= Work required =
Look through the data below. Collect every line where the word "Teilnahme" occurs.

## start Available data

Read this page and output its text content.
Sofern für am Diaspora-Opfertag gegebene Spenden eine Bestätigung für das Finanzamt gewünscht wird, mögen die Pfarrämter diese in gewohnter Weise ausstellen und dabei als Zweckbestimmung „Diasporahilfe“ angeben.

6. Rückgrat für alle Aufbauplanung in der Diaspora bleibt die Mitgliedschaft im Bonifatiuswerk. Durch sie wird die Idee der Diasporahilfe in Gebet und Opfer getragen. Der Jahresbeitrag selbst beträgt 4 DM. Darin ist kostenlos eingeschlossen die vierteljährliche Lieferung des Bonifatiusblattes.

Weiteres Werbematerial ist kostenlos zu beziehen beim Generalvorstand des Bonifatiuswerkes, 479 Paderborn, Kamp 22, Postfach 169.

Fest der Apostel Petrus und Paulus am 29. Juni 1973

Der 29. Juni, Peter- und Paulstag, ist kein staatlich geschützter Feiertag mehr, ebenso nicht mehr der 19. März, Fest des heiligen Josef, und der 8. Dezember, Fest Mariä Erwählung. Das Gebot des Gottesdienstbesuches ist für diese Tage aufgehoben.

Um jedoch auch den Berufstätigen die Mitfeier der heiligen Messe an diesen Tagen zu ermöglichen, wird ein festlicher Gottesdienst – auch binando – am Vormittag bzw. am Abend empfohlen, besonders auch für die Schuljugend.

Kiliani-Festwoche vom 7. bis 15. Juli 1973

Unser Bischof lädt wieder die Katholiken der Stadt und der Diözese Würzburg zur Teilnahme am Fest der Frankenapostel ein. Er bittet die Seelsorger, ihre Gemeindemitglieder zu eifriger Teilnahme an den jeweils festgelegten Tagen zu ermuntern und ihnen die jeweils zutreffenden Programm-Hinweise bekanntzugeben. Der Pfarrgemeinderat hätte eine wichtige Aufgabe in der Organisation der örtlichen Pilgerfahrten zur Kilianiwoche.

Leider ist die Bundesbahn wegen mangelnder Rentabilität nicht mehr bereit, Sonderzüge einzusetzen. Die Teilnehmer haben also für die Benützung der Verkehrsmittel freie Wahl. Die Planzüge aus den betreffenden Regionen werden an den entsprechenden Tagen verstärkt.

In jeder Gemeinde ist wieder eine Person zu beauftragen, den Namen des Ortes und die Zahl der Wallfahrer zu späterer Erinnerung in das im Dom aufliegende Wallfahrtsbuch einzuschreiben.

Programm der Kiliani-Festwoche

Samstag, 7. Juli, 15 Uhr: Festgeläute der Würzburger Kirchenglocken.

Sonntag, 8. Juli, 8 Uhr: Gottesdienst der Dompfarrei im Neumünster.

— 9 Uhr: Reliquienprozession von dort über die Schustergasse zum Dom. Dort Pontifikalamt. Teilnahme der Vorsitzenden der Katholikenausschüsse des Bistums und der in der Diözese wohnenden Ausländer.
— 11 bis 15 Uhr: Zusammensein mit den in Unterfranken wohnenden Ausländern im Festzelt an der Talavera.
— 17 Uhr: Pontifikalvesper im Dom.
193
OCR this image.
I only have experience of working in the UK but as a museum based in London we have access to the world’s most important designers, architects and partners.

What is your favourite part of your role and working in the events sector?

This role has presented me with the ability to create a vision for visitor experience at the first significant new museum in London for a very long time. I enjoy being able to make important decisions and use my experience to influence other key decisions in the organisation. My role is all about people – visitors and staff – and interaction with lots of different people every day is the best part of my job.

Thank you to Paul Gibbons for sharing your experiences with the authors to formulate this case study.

## end Available data

= Result =
Unser Bischof lädt wieder die Katholiken der Stadt und der Diözese Würzburg zur Teilnahme am Fest der Frankenapostel ein. Er bittet die Seelsorger, ihre Gemeindemitglieder zu eifriger Teilnahme an den jeweils festgelegten Tagen zu ermuntern und ihnen die jeweils zutreffenden Programm-Hinweise bekanntzugeben. Der Pfarrgemeinderat hätte eine wichtige Aufgabe in der Organisation der örtlichen Pilgerfahrten zur Kilianiwoche.
— 9 Uhr: Reliquienprozession von dort über die Schustergasse zum Dom. Dort Pontifikalamt. Teilnahme der Vorsitzenden der Katholikenausschüsse des Bistums und der in der Diözese wohnenden Ausländer.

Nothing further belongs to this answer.